GIVEN DATA –
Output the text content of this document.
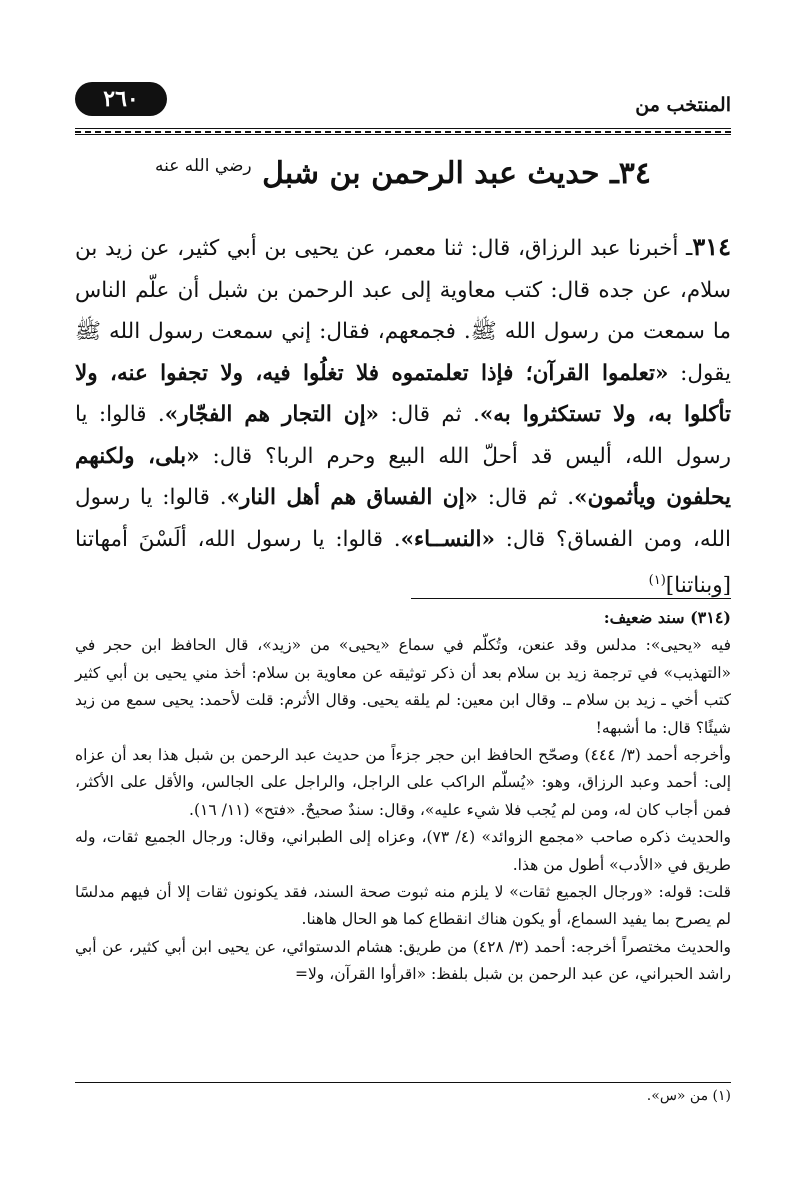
المنتخب من
٢٦٠
٣٤ـ حديث عبد الرحمن بن شبل $^{رضي الله عنه}$
٣١٤ـ أخبرنا عبد الرزاق، قال: ثنا معمر، عن يحيى بن أبي كثير، عن زيد بن سلام، عن جده قال: كتب معاوية إلى عبد الرحمن بن شبل أن علّم الناس ما سمعت من رسول الله ﷺ. فجمعهم، فقال: إني سمعت رسول الله ﷺ يقول: «تعلموا القرآن؛ فإذا تعلمتموه فلا تغلُوا فيه، ولا تجفوا عنه، ولا تأكلوا به، ولا تستكثروا به». ثم قال: «إن التجار هم الفجّار». قالوا: يا رسول الله، أليس قد أحلّ الله البيع وحرم الربا؟ قال: «بلى، ولكنهم يحلفون ويأثمون». ثم قال: «إن الفساق هم أهل النار». قالوا: يا رسول الله، ومن الفساق؟ قال: «النســاء». قالوا: يا رسول الله، ألَسْنَ أمهاتنا [وبناتنا]$^{(١)}$

(٣١٤) سند ضعيف:

فيه «يحيى»: مدلس وقد عنعن، وتُكلّم في سماع «يحيى» من «زيد»، قال الحافظ ابن حجر في «التهذيب» في ترجمة زيد بن سلام بعد أن ذكر توثيقه عن معاوية بن سلام: أخذ مني يحيى بن أبي كثير كتب أخي ـ زيد بن سلام ـ. وقال ابن معين: لم يلقه يحيى. وقال الأثرم: قلت لأحمد: يحيى سمع من زيد شيئًا؟ قال: ما أشبهه!

وأخرجه أحمد (٣/ ٤٤٤) وصحّح الحافظ ابن حجر جزءاً من حديث عبد الرحمن بن شبل هذا بعد أن عزاه إلى: أحمد وعبد الرزاق، وهو: «يُسلّم الراكب على الراجل، والراجل على الجالس، والأقل على الأكثر، فمن أجاب كان له، ومن لم يُجب فلا شيء عليه»، وقال: سندٌ صحيحٌ. «فتح» (١١/ ١٦).

والحديث ذكره صاحب «مجمع الزوائد» (٤/ ٧٣)، وعزاه إلى الطبراني، وقال: ورجال الجميع ثقات، وله طريق في «الأدب» أطول من هذا.

قلت: قوله: «ورجال الجميع ثقات» لا يلزم منه ثبوت صحة السند، فقد يكونون ثقات إلا أن فيهم مدلسًا لم يصرح بما يفيد السماع، أو يكون هناك انقطاع كما هو الحال هاهنا.

والحديث مختصراً أخرجه: أحمد (٣/ ٤٢٨) من طريق: هشام الدستوائي، عن يحيى ابن أبي كثير، عن أبي راشد الحبراني، عن عبد الرحمن بن شبل بلفظ: «اقرأوا القرآن، ولا=

(١) من «س».
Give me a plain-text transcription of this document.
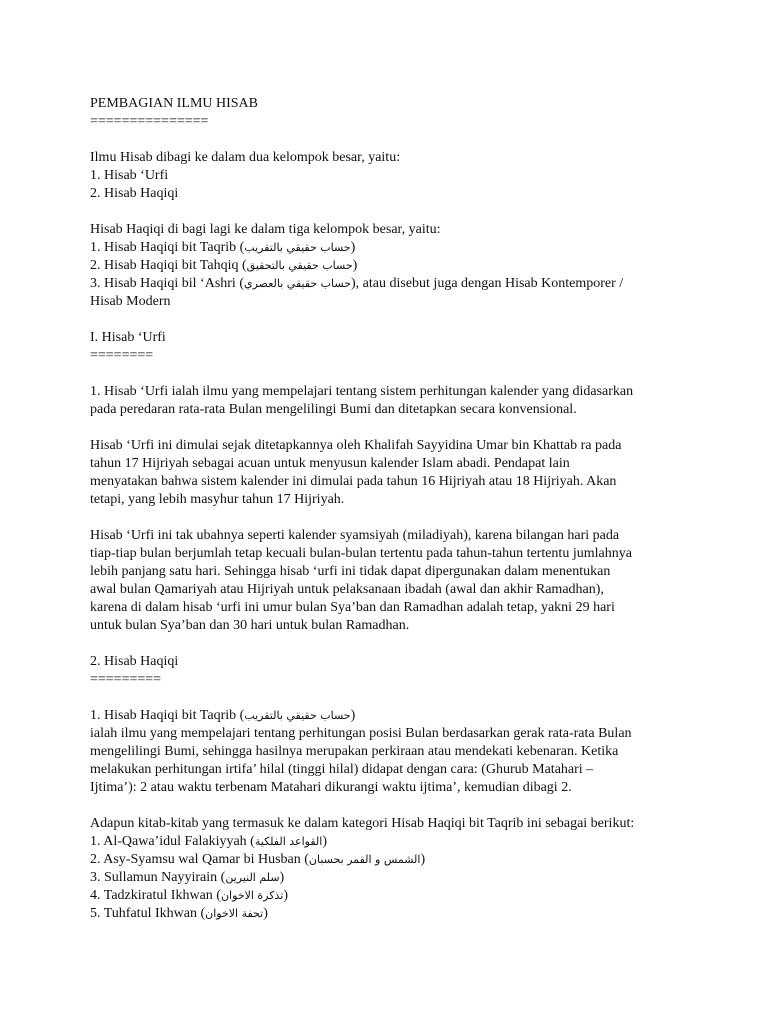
PEMBAGIAN ILMU HISAB
===============
Ilmu Hisab dibagi ke dalam dua kelompok besar, yaitu:
1. Hisab ‘Urfi
2. Hisab Haqiqi
Hisab Haqiqi di bagi lagi ke dalam tiga kelompok besar, yaitu:
1. Hisab Haqiqi bit Taqrib (حساب حقيقي بالتقريب)
2. Hisab Haqiqi bit Tahqiq (حساب حقيقي بالتحقيق)
3. Hisab Haqiqi bil ‘Ashri (حساب حقيقي بالعصري), atau disebut juga dengan Hisab Kontemporer /
Hisab Modern
I. Hisab ‘Urfi
========
1. Hisab ‘Urfi ialah ilmu yang mempelajari tentang sistem perhitungan kalender yang didasarkan
pada peredaran rata-rata Bulan mengelilingi Bumi dan ditetapkan secara konvensional.
Hisab ‘Urfi ini dimulai sejak ditetapkannya oleh Khalifah Sayyidina Umar bin Khattab ra pada
tahun 17 Hijriyah sebagai acuan untuk menyusun kalender Islam abadi. Pendapat lain
menyatakan bahwa sistem kalender ini dimulai pada tahun 16 Hijriyah atau 18 Hijriyah. Akan
tetapi, yang lebih masyhur tahun 17 Hijriyah.
Hisab ‘Urfi ini tak ubahnya seperti kalender syamsiyah (miladiyah), karena bilangan hari pada
tiap-tiap bulan berjumlah tetap kecuali bulan-bulan tertentu pada tahun-tahun tertentu jumlahnya
lebih panjang satu hari. Sehingga hisab ‘urfi ini tidak dapat dipergunakan dalam menentukan
awal bulan Qamariyah atau Hijriyah untuk pelaksanaan ibadah (awal dan akhir Ramadhan),
karena di dalam hisab ‘urfi ini umur bulan Sya’ban dan Ramadhan adalah tetap, yakni 29 hari
untuk bulan Sya’ban dan 30 hari untuk bulan Ramadhan.
2. Hisab Haqiqi
=========
1. Hisab Haqiqi bit Taqrib (حساب حقيقي بالتقريب)
ialah ilmu yang mempelajari tentang perhitungan posisi Bulan berdasarkan gerak rata-rata Bulan
mengelilingi Bumi, sehingga hasilnya merupakan perkiraan atau mendekati kebenaran. Ketika
melakukan perhitungan irtifa’ hilal (tinggi hilal) didapat dengan cara: (Ghurub Matahari –
Ijtima’): 2 atau waktu terbenam Matahari dikurangi waktu ijtima’, kemudian dibagi 2.
Adapun kitab-kitab yang termasuk ke dalam kategori Hisab Haqiqi bit Taqrib ini sebagai berikut:
1. Al-Qawa’idul Falakiyyah (القواعد الفلكية)
2. Asy-Syamsu wal Qamar bi Husban (الشمس و القمر بحسبان)
3. Sullamun Nayyirain (سلم النيرين)
4. Tadzkiratul Ikhwan (تذكرة الاخوان)
5. Tuhfatul Ikhwan (تحفة الاخوان)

GOAL – Write out each entry exactly as given, but skip the pictures.

CORRECT RESPONSE –
Output the text content of this document.
المنتخب من
٢٦٠
٣٤ـ حديث عبد الرحمن بن شبل $^{رضي الله عنه}$
٣١٤ـ أخبرنا عبد الرزاق، قال: ثنا معمر، عن يحيى بن أبي كثير، عن زيد بن سلام، عن جده قال: كتب معاوية إلى عبد الرحمن بن شبل أن علّم الناس ما سمعت من رسول الله ﷺ. فجمعهم، فقال: إني سمعت رسول الله ﷺ يقول: «تعلموا القرآن؛ فإذا تعلمتموه فلا تغلُوا فيه، ولا تجفوا عنه، ولا تأكلوا به، ولا تستكثروا به». ثم قال: «إن التجار هم الفجّار». قالوا: يا رسول الله، أليس قد أحلّ الله البيع وحرم الربا؟ قال: «بلى، ولكنهم يحلفون ويأثمون». ثم قال: «إن الفساق هم أهل النار». قالوا: يا رسول الله، ومن الفساق؟ قال: «النســاء». قالوا: يا رسول الله، ألَسْنَ أمهاتنا [وبناتنا]$^{(١)}$

(٣١٤) سند ضعيف:

فيه «يحيى»: مدلس وقد عنعن، وتُكلّم في سماع «يحيى» من «زيد»، قال الحافظ ابن حجر في «التهذيب» في ترجمة زيد بن سلام بعد أن ذكر توثيقه عن معاوية بن سلام: أخذ مني يحيى بن أبي كثير كتب أخي ـ زيد بن سلام ـ. وقال ابن معين: لم يلقه يحيى. وقال الأثرم: قلت لأحمد: يحيى سمع من زيد شيئًا؟ قال: ما أشبهه!

وأخرجه أحمد (٣/ ٤٤٤) وصحّح الحافظ ابن حجر جزءاً من حديث عبد الرحمن بن شبل هذا بعد أن عزاه إلى: أحمد وعبد الرزاق، وهو: «يُسلّم الراكب على الراجل، والراجل على الجالس، والأقل على الأكثر، فمن أجاب كان له، ومن لم يُجب فلا شيء عليه»، وقال: سندٌ صحيحٌ. «فتح» (١١/ ١٦).

والحديث ذكره صاحب «مجمع الزوائد» (٤/ ٧٣)، وعزاه إلى الطبراني، وقال: ورجال الجميع ثقات، وله طريق في «الأدب» أطول من هذا.

قلت: قوله: «ورجال الجميع ثقات» لا يلزم منه ثبوت صحة السند، فقد يكونون ثقات إلا أن فيهم مدلسًا لم يصرح بما يفيد السماع، أو يكون هناك انقطاع كما هو الحال هاهنا.

والحديث مختصراً أخرجه: أحمد (٣/ ٤٢٨) من طريق: هشام الدستوائي، عن يحيى ابن أبي كثير، عن أبي راشد الحبراني، عن عبد الرحمن بن شبل بلفظ: «اقرأوا القرآن، ولا=

(١) من «س».
Give me a plain-text transcription of this document.
PEMBAGIAN ILMU HISAB
===============
Ilmu Hisab dibagi ke dalam dua kelompok besar, yaitu:
1. Hisab ‘Urfi
2. Hisab Haqiqi
Hisab Haqiqi di bagi lagi ke dalam tiga kelompok besar, yaitu:
1. Hisab Haqiqi bit Taqrib (حساب حقيقي بالتقريب)
2. Hisab Haqiqi bit Tahqiq (حساب حقيقي بالتحقيق)
3. Hisab Haqiqi bil ‘Ashri (حساب حقيقي بالعصري), atau disebut juga dengan Hisab Kontemporer /
Hisab Modern
I. Hisab ‘Urfi
========
1. Hisab ‘Urfi ialah ilmu yang mempelajari tentang sistem perhitungan kalender yang didasarkan
pada peredaran rata-rata Bulan mengelilingi Bumi dan ditetapkan secara konvensional.
Hisab ‘Urfi ini dimulai sejak ditetapkannya oleh Khalifah Sayyidina Umar bin Khattab ra pada
tahun 17 Hijriyah sebagai acuan untuk menyusun kalender Islam abadi. Pendapat lain
menyatakan bahwa sistem kalender ini dimulai pada tahun 16 Hijriyah atau 18 Hijriyah. Akan
tetapi, yang lebih masyhur tahun 17 Hijriyah.
Hisab ‘Urfi ini tak ubahnya seperti kalender syamsiyah (miladiyah), karena bilangan hari pada
tiap-tiap bulan berjumlah tetap kecuali bulan-bulan tertentu pada tahun-tahun tertentu jumlahnya
lebih panjang satu hari. Sehingga hisab ‘urfi ini tidak dapat dipergunakan dalam menentukan
awal bulan Qamariyah atau Hijriyah untuk pelaksanaan ibadah (awal dan akhir Ramadhan),
karena di dalam hisab ‘urfi ini umur bulan Sya’ban dan Ramadhan adalah tetap, yakni 29 hari
untuk bulan Sya’ban dan 30 hari untuk bulan Ramadhan.
2. Hisab Haqiqi
=========
1. Hisab Haqiqi bit Taqrib (حساب حقيقي بالتقريب)
ialah ilmu yang mempelajari tentang perhitungan posisi Bulan berdasarkan gerak rata-rata Bulan
mengelilingi Bumi, sehingga hasilnya merupakan perkiraan atau mendekati kebenaran. Ketika
melakukan perhitungan irtifa’ hilal (tinggi hilal) didapat dengan cara: (Ghurub Matahari –
Ijtima’): 2 atau waktu terbenam Matahari dikurangi waktu ijtima’, kemudian dibagi 2.
Adapun kitab-kitab yang termasuk ke dalam kategori Hisab Haqiqi bit Taqrib ini sebagai berikut:
1. Al-Qawa’idul Falakiyyah (القواعد الفلكية)
2. Asy-Syamsu wal Qamar bi Husban (الشمس و القمر بحسبان)
3. Sullamun Nayyirain (سلم النيرين)
4. Tadzkiratul Ikhwan (تذكرة الاخوان)
5. Tuhfatul Ikhwan (تحفة الاخوان)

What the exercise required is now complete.